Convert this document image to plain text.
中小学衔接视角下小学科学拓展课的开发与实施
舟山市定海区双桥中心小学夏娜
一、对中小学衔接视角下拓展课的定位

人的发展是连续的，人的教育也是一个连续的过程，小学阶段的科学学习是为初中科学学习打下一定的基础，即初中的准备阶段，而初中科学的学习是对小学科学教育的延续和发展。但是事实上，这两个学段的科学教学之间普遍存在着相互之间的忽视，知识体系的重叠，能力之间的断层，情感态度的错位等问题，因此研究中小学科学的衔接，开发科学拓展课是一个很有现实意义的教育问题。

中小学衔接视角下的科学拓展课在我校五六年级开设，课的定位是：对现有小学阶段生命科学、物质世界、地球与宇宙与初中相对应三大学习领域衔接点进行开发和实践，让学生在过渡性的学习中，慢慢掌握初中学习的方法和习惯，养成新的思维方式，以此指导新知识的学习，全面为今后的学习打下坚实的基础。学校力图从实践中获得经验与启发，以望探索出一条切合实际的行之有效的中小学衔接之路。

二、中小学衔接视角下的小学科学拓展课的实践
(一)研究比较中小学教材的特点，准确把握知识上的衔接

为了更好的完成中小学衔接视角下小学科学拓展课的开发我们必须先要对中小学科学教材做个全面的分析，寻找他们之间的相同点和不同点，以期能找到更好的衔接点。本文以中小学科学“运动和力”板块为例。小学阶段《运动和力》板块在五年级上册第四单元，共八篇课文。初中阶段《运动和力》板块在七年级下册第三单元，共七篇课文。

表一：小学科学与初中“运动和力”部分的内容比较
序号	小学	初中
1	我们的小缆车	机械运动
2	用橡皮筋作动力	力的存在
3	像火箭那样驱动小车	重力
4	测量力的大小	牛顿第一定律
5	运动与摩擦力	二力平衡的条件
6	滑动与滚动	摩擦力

···

▶ Goal of the exercise
Repeat all the entries word for word.

▶ Task answer
Convert this document image to plain text.
中小学衔接视角下小学科学拓展课的开发与实施
舟山市定海区双桥中心小学夏娜
一、对中小学衔接视角下拓展课的定位

人的发展是连续的，人的教育也是一个连续的过程，小学阶段的科学学习是为初中科学学习打下一定的基础，即初中的准备阶段，而初中科学的学习是对小学科学教育的延续和发展。但是事实上，这两个学段的科学教学之间普遍存在着相互之间的忽视，知识体系的重叠，能力之间的断层，情感态度的错位等问题，因此研究中小学科学的衔接，开发科学拓展课是一个很有现实意义的教育问题。

中小学衔接视角下的科学拓展课在我校五六年级开设，课的定位是：对现有小学阶段生命科学、物质世界、地球与宇宙与初中相对应三大学习领域衔接点进行开发和实践，让学生在过渡性的学习中，慢慢掌握初中学习的方法和习惯，养成新的思维方式，以此指导新知识的学习，全面为今后的学习打下坚实的基础。学校力图从实践中获得经验与启发，以望探索出一条切合实际的行之有效的中小学衔接之路。

二、中小学衔接视角下的小学科学拓展课的实践
(一)研究比较中小学教材的特点，准确把握知识上的衔接

为了更好的完成中小学衔接视角下小学科学拓展课的开发我们必须先要对中小学科学教材做个全面的分析，寻找他们之间的相同点和不同点，以期能找到更好的衔接点。本文以中小学科学“运动和力”板块为例。小学阶段《运动和力》板块在五年级上册第四单元，共八篇课文。初中阶段《运动和力》板块在七年级下册第三单元，共七篇课文。

表一：小学科学与初中“运动和力”部分的内容比较
序号	小学	初中
1	我们的小缆车	机械运动
2	用橡皮筋作动力	力的存在
3	像火箭那样驱动小车	重力
4	测量力的大小	牛顿第一定律
5	运动与摩擦力	二力平衡的条件
6	滑动与滚动	摩擦力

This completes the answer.